### [AIM OF THE TASK]
Quote the records in full and leave their pictures out.

[BEGIN INFORMATION SHOWN]

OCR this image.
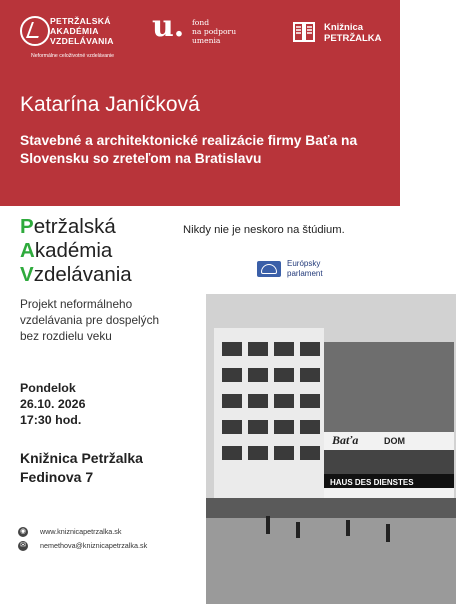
PETRŽALSKÁ
AKADÉMIA
VZDELÁVANIA
Neformálne celoživotné vzdelávanie
u. fond
na podporu
umenia
Knižnica
PETRŽALKA
Katarína Janíčková
Stavebné a architektonické realizácie firmy Baťa na Slovensku so zreteľom na Bratislavu
Petržalská
Akadémia
Vzdelávania
Nikdy nie je neskoro na štúdium.
Európsky
parlament
Projekt neformálneho
vzdelávania pre dospelých
bez rozdielu veku
Baťa	DOM
HAUS DES DIENSTES
Pondelok
26.10. 2026
17:30 hod.
Knižnica Petržalka
Fedinova 7
◉ www.kniznicapetrzalka.sk
✉ nemethova@kniznicapetrzalka.sk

[END INFORMATION SHOWN]

### [FULL SOLUTION]
OCR this image.
PETRŽALSKÁ
AKADÉMIA
VZDELÁVANIA
Neformálne celoživotné vzdelávanie
u. fond
na podporu
umenia
Knižnica
PETRŽALKA
Katarína Janíčková
Stavebné a architektonické realizácie firmy Baťa na Slovensku so zreteľom na Bratislavu
Petržalská
Akadémia
Vzdelávania
Nikdy nie je neskoro na štúdium.
Európsky
parlament
Projekt neformálneho
vzdelávania pre dospelých
bez rozdielu veku
Baťa	DOM
HAUS DES DIENSTES
Pondelok
26.10. 2026
17:30 hod.
Knižnica Petržalka
Fedinova 7
◉ www.kniznicapetrzalka.sk
✉ nemethova@kniznicapetrzalka.sk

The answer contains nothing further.